## Start Material for the task
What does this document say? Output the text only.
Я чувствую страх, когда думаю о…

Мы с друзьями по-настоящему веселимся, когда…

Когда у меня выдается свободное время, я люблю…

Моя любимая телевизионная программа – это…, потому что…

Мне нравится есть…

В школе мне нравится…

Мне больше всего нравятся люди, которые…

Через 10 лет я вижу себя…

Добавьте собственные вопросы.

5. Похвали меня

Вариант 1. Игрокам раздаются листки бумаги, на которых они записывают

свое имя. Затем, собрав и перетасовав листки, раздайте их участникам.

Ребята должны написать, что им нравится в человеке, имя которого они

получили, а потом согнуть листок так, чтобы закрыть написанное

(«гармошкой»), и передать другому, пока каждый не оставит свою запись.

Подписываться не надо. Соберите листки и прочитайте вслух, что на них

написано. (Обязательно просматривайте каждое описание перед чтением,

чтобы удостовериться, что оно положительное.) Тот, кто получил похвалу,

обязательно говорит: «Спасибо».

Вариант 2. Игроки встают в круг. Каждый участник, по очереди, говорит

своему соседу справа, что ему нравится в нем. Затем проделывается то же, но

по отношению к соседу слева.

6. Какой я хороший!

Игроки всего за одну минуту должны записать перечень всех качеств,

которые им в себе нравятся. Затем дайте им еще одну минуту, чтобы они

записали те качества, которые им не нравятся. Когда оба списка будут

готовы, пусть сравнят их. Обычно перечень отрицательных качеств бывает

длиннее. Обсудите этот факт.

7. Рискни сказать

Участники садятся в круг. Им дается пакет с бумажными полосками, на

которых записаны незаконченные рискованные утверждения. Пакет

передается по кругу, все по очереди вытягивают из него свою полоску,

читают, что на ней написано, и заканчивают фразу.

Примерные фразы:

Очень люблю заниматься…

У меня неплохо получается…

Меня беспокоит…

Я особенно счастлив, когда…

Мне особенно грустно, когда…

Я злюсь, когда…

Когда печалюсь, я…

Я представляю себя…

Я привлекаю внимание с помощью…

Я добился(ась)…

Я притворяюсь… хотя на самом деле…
## End Material for the task
» Direction
Word for word, quote all of the data above.

» The answer
What does this document say? Output the text only.
Я чувствую страх, когда думаю о…

Мы с друзьями по-настоящему веселимся, когда…

Когда у меня выдается свободное время, я люблю…

Моя любимая телевизионная программа – это…, потому что…

Мне нравится есть…

В школе мне нравится…

Мне больше всего нравятся люди, которые…

Через 10 лет я вижу себя…

Добавьте собственные вопросы.

5. Похвали меня

Вариант 1. Игрокам раздаются листки бумаги, на которых они записывают

свое имя. Затем, собрав и перетасовав листки, раздайте их участникам.

Ребята должны написать, что им нравится в человеке, имя которого они

получили, а потом согнуть листок так, чтобы закрыть написанное

(«гармошкой»), и передать другому, пока каждый не оставит свою запись.

Подписываться не надо. Соберите листки и прочитайте вслух, что на них

написано. (Обязательно просматривайте каждое описание перед чтением,

чтобы удостовериться, что оно положительное.) Тот, кто получил похвалу,

обязательно говорит: «Спасибо».

Вариант 2. Игроки встают в круг. Каждый участник, по очереди, говорит

своему соседу справа, что ему нравится в нем. Затем проделывается то же, но

по отношению к соседу слева.

6. Какой я хороший!

Игроки всего за одну минуту должны записать перечень всех качеств,

которые им в себе нравятся. Затем дайте им еще одну минуту, чтобы они

записали те качества, которые им не нравятся. Когда оба списка будут

готовы, пусть сравнят их. Обычно перечень отрицательных качеств бывает

длиннее. Обсудите этот факт.

7. Рискни сказать

Участники садятся в круг. Им дается пакет с бумажными полосками, на

которых записаны незаконченные рискованные утверждения. Пакет

передается по кругу, все по очереди вытягивают из него свою полоску,

читают, что на ней написано, и заканчивают фразу.

Примерные фразы:

Очень люблю заниматься…

У меня неплохо получается…

Меня беспокоит…

Я особенно счастлив, когда…

Мне особенно грустно, когда…

Я злюсь, когда…

Когда печалюсь, я…

Я представляю себя…

Я привлекаю внимание с помощью…

Я добился(ась)…

Я притворяюсь… хотя на самом деле…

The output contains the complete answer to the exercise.